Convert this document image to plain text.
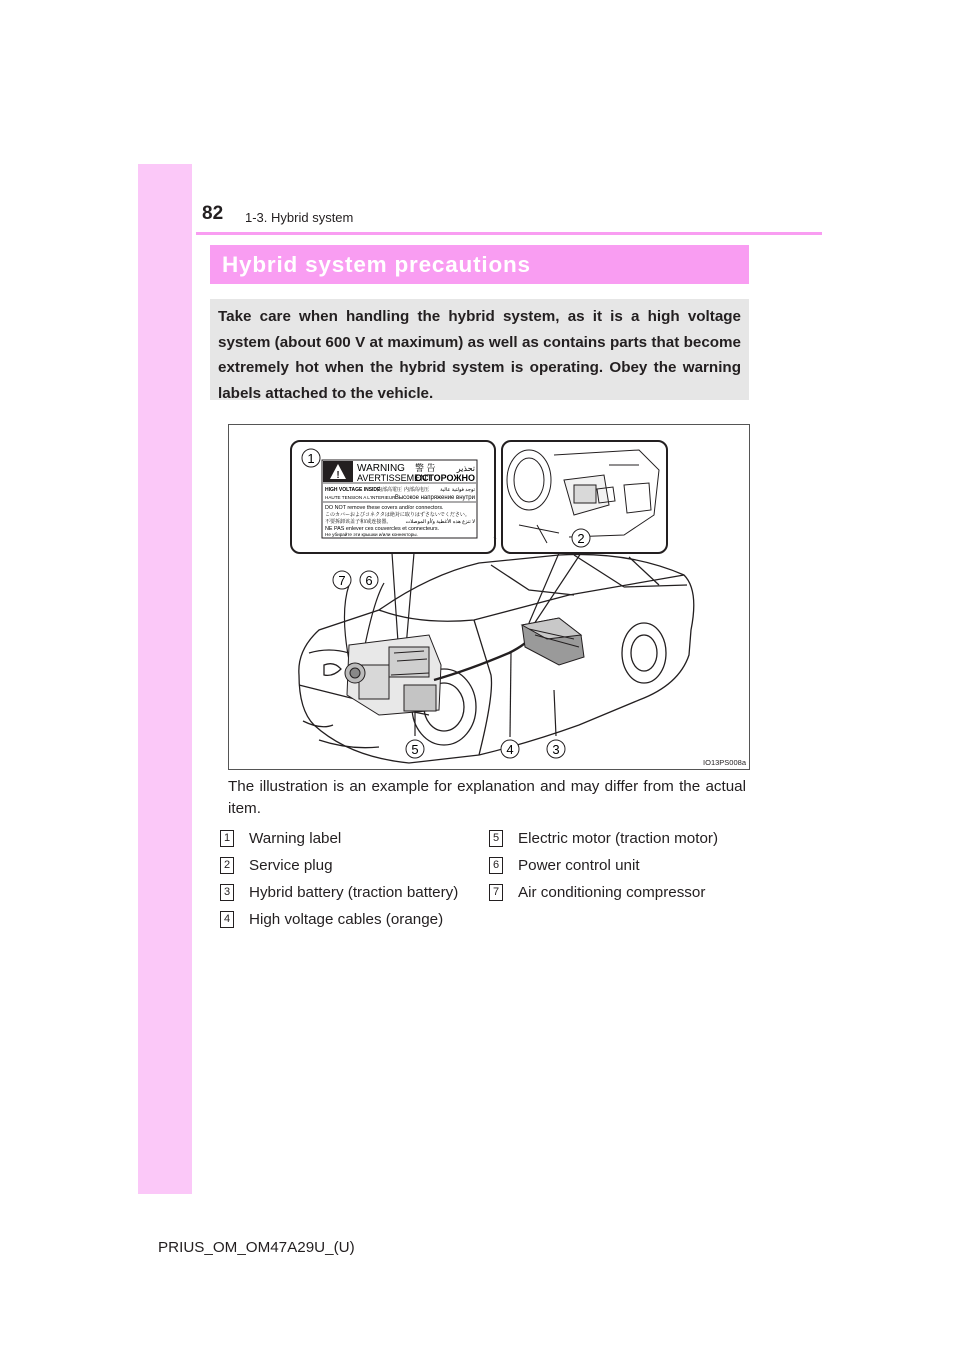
82 1-3. Hybrid system
Hybrid system precautions
Take care when handling the hybrid system, as it is a high voltage system (about 600 V at maximum) as well as contains parts that become extremely hot when the hybrid system is operating. Obey the warning labels attached to the vehicle.
!
WARNING 警 告	تحذير
AVERTISSEMENT
ОСТОРОЖНО
HIGH VOLTAGE INSIDE
内部高電圧 内部高电压 توجد فولتية عالية
HAUTE TENSION A L'INTERIEUR Высокое напряжение внутри
DO NOT remove these covers and/or connectors.
このカバーおよびコネクタは絶対に取りはずさないでください。
不要拆卸该盖子和/或连接器。	لا تنزع هذه الأغطية و/أو الموصلات
NE PAS enlever ces couvercles et connecteurs.
Не убирайте эти крышки и/или коннекторы.
1
2
3
4
5
6
7
IO13PS008a
The illustration is an example for explanation and may differ from the actual item.
1 Warning label
2 Service plug
3 Hybrid battery (traction battery)
4 High voltage cables (orange)
5 Electric motor (traction motor)
6 Power control unit
7 Air conditioning compressor
PRIUS_OM_OM47A29U_(U)
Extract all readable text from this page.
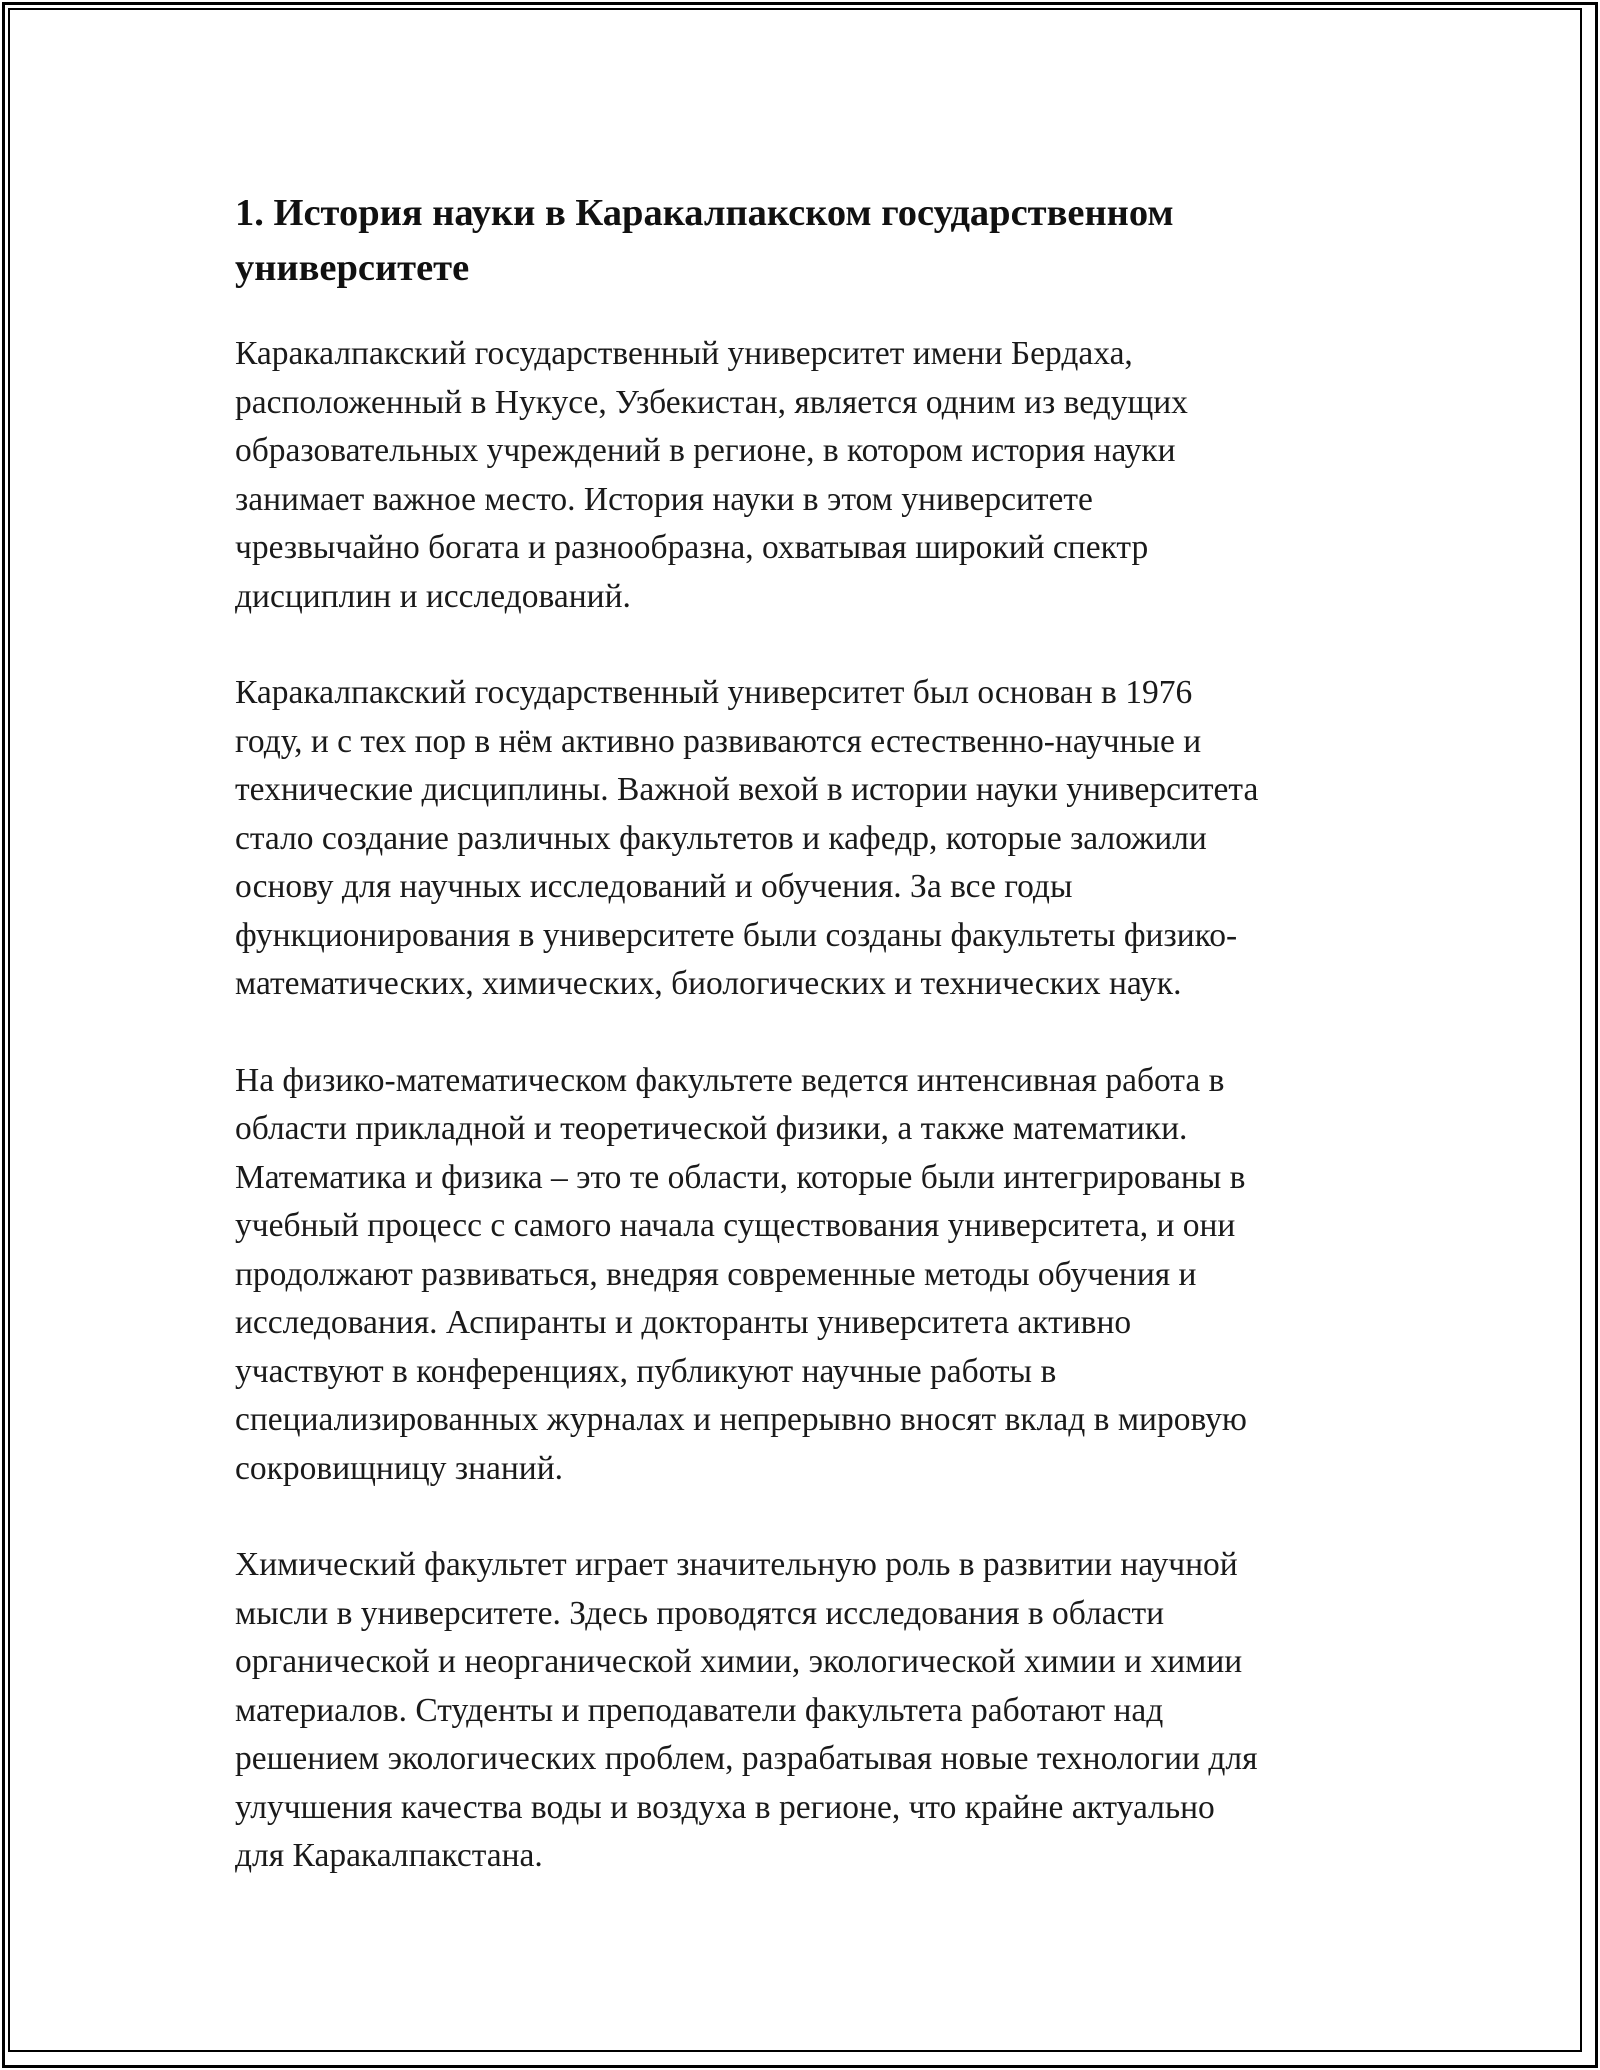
1. История науки в Каракалпакском государственном
университете

Каракалпакский государственный университет имени Бердаха,
расположенный в Нукусе, Узбекистан, является одним из ведущих
образовательных учреждений в регионе, в котором история науки
занимает важное место. История науки в этом университете
чрезвычайно богата и разнообразна, охватывая широкий спектр
дисциплин и исследований.

Каракалпакский государственный университет был основан в 1976
году, и с тех пор в нём активно развиваются естественно-научные и
технические дисциплины. Важной вехой в истории науки университета
стало создание различных факультетов и кафедр, которые заложили
основу для научных исследований и обучения. За все годы
функционирования в университете были созданы факультеты физико-
математических, химических, биологических и технических наук.

На физико-математическом факультете ведется интенсивная работа в
области прикладной и теоретической физики, а также математики.
Математика и физика – это те области, которые были интегрированы в
учебный процесс с самого начала существования университета, и они
продолжают развиваться, внедряя современные методы обучения и
исследования. Аспиранты и докторанты университета активно
участвуют в конференциях, публикуют научные работы в
специализированных журналах и непрерывно вносят вклад в мировую
сокровищницу знаний.

Химический факультет играет значительную роль в развитии научной
мысли в университете. Здесь проводятся исследования в области
органической и неорганической химии, экологической химии и химии
материалов. Студенты и преподаватели факультета работают над
решением экологических проблем, разрабатывая новые технологии для
улучшения качества воды и воздуха в регионе, что крайне актуально
для Каракалпакстана.
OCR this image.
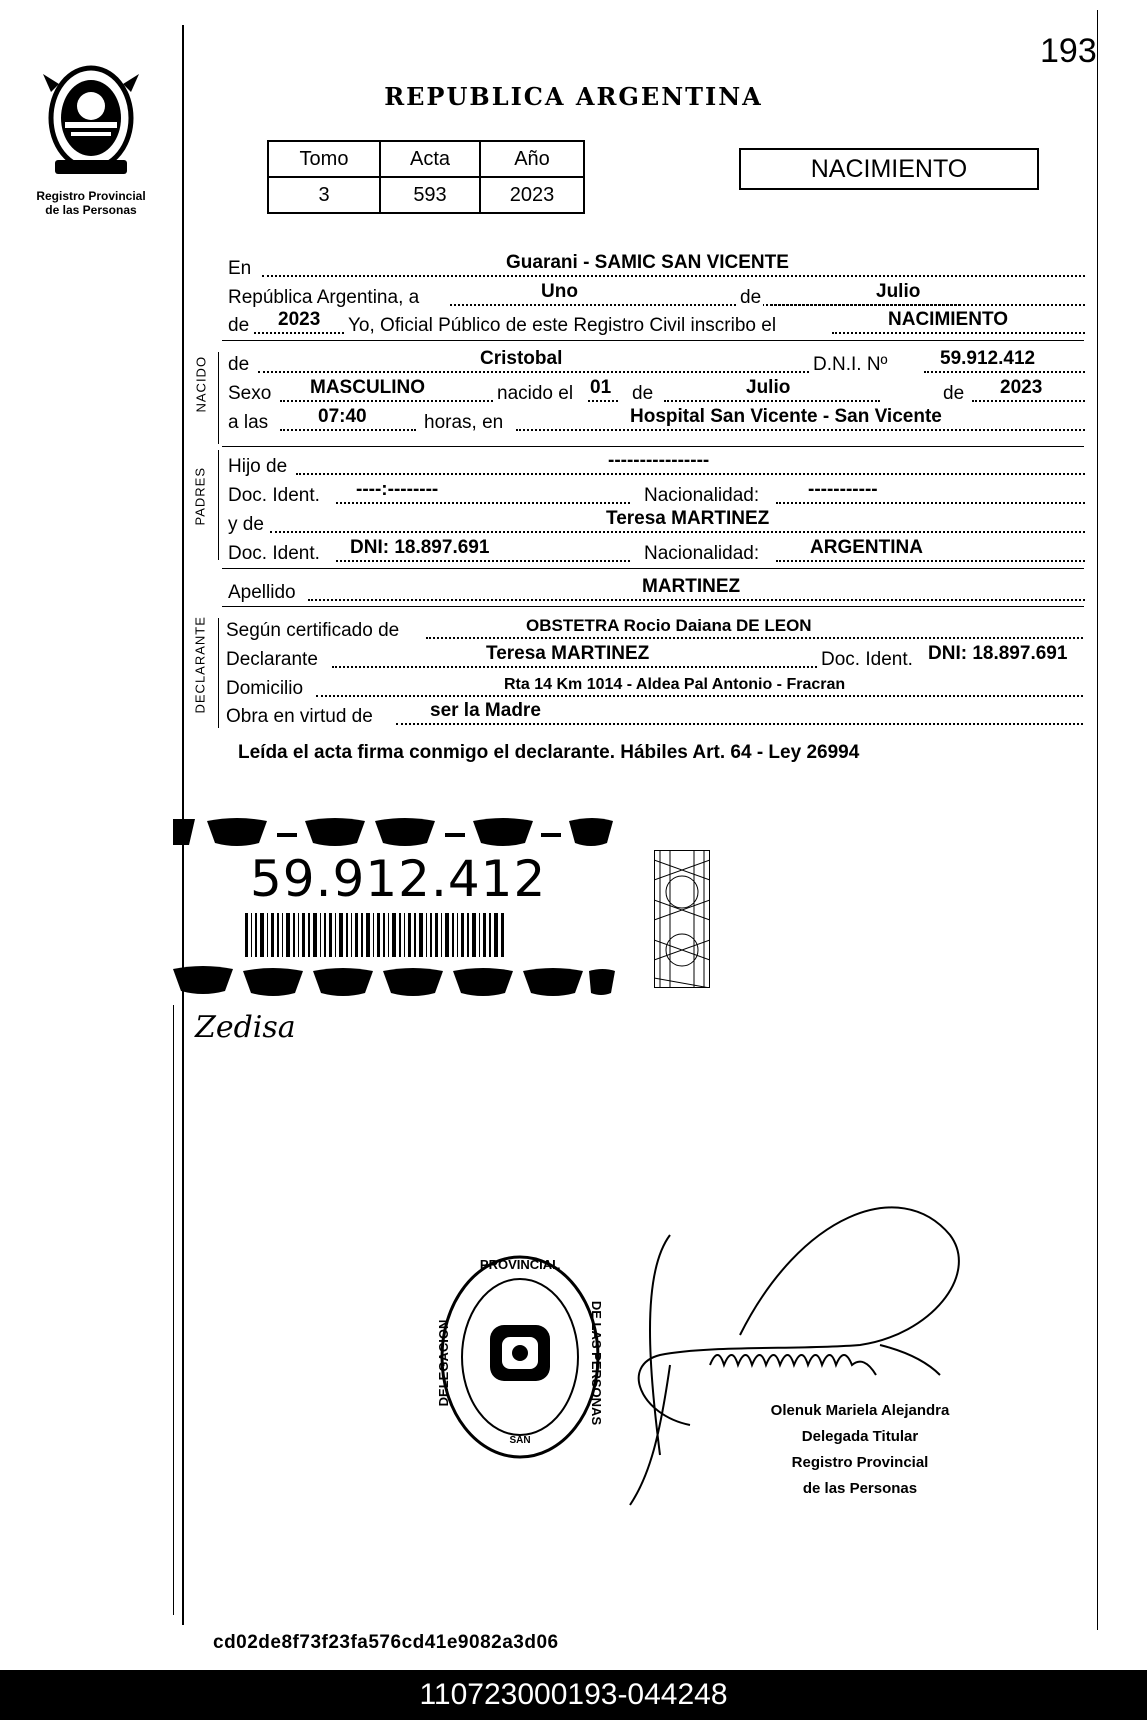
193
REPUBLICA ARGENTINA
Registro Provincial
de las Personas
Tomo	Acta	Año
3	593	2023
NACIMIENTO
NACIDO
PADRES
DECLARANTE
En	Guarani - SAMIC SAN VICENTE
República Argentina, a	Uno	de	Julio
de 2023 Yo, Oficial Público de este Registro Civil inscribo el	NACIMIENTO
de	Cristobal	D.N.I. Nº	59.912.412
Sexo MASCULINO	nacido el 01 de	Julio	de 2023
a las	07:40	horas, en	Hospital San Vicente - San Vicente
Hijo de	----------------
Doc. Ident. ----:--------	Nacionalidad:	-----------
y de	Teresa MARTINEZ
Doc. Ident. DNI: 18.897.691	Nacionalidad:	ARGENTINA
Apellido	MARTINEZ
Según certificado de	OBSTETRA Rocio Daiana DE LEON
Declarante	Teresa MARTINEZ	Doc. Ident. DNI: 18.897.691
Domicilio	Rta 14 Km 1014 - Aldea Pal Antonio - Fracran
Obra en virtud de	ser la Madre
Leída el acta firma conmigo el declarante. Hábiles Art. 64 - Ley 26994
59.912.412
Zedisa
SAN
PROVINCIAL
DELEGACION	DE LAS PERSONAS	Olenuk Mariela Alejandra
Delegada Titular
Registro Provincial
de las Personas
cd02de8f73f23fa576cd41e9082a3d06
110723000193-044248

Work to do | Make a word-for-word copy of the entries, without any pictures.

Written solution |
Convert this document image to plain text.
82 1-3. Hybrid system
Hybrid system precautions
Take care when handling the hybrid system, as it is a high voltage system (about 600 V at maximum) as well as contains parts that become extremely hot when the hybrid system is operating. Obey the warning labels attached to the vehicle.
!
WARNING 警 告	تحذير
AVERTISSEMENT
ОСТОРОЖНО
HIGH VOLTAGE INSIDE
内部高電圧 内部高电压 توجد فولتية عالية
HAUTE TENSION A L'INTERIEUR Высокое напряжение внутри
DO NOT remove these covers and/or connectors.
このカバーおよびコネクタは絶対に取りはずさないでください。
不要拆卸该盖子和/或连接器。	لا تنزع هذه الأغطية و/أو الموصلات
NE PAS enlever ces couvercles et connecteurs.
Не убирайте эти крышки и/или коннекторы.
1
2
3
4
5
6
7
IO13PS008a
The illustration is an example for explanation and may differ from the actual item.
1 Warning label
2 Service plug
3 Hybrid battery (traction battery)
4 High voltage cables (orange)
5 Electric motor (traction motor)
6 Power control unit
7 Air conditioning compressor
PRIUS_OM_OM47A29U_(U)
Extract all readable text from this page.
1. История науки в Каракалпакском государственном
университете

Каракалпакский государственный университет имени Бердаха,
расположенный в Нукусе, Узбекистан, является одним из ведущих
образовательных учреждений в регионе, в котором история науки
занимает важное место. История науки в этом университете
чрезвычайно богата и разнообразна, охватывая широкий спектр
дисциплин и исследований.

Каракалпакский государственный университет был основан в 1976
году, и с тех пор в нём активно развиваются естественно-научные и
технические дисциплины. Важной вехой в истории науки университета
стало создание различных факультетов и кафедр, которые заложили
основу для научных исследований и обучения. За все годы
функционирования в университете были созданы факультеты физико-
математических, химических, биологических и технических наук.

На физико-математическом факультете ведется интенсивная работа в
области прикладной и теоретической физики, а также математики.
Математика и физика – это те области, которые были интегрированы в
учебный процесс с самого начала существования университета, и они
продолжают развиваться, внедряя современные методы обучения и
исследования. Аспиранты и докторанты университета активно
участвуют в конференциях, публикуют научные работы в
специализированных журналах и непрерывно вносят вклад в мировую
сокровищницу знаний.

Химический факультет играет значительную роль в развитии научной
мысли в университете. Здесь проводятся исследования в области
органической и неорганической химии, экологической химии и химии
материалов. Студенты и преподаватели факультета работают над
решением экологических проблем, разрабатывая новые технологии для
улучшения качества воды и воздуха в регионе, что крайне актуально
для Каракалпакстана.
OCR this image.
193
REPUBLICA ARGENTINA
Registro Provincial
de las Personas
Tomo	Acta	Año
3	593	2023
NACIMIENTO
NACIDO
PADRES
DECLARANTE
En	Guarani - SAMIC SAN VICENTE
República Argentina, a	Uno	de	Julio
de 2023 Yo, Oficial Público de este Registro Civil inscribo el	NACIMIENTO
de	Cristobal	D.N.I. Nº	59.912.412
Sexo MASCULINO	nacido el 01 de	Julio	de 2023
a las	07:40	horas, en	Hospital San Vicente - San Vicente
Hijo de	----------------
Doc. Ident. ----:--------	Nacionalidad:	-----------
y de	Teresa MARTINEZ
Doc. Ident. DNI: 18.897.691	Nacionalidad:	ARGENTINA
Apellido	MARTINEZ
Según certificado de	OBSTETRA Rocio Daiana DE LEON
Declarante	Teresa MARTINEZ	Doc. Ident. DNI: 18.897.691
Domicilio	Rta 14 Km 1014 - Aldea Pal Antonio - Fracran
Obra en virtud de	ser la Madre
Leída el acta firma conmigo el declarante. Hábiles Art. 64 - Ley 26994
59.912.412
Zedisa
SAN
PROVINCIAL
DELEGACION	DE LAS PERSONAS	Olenuk Mariela Alejandra
Delegada Titular
Registro Provincial
de las Personas
cd02de8f73f23fa576cd41e9082a3d06
110723000193-044248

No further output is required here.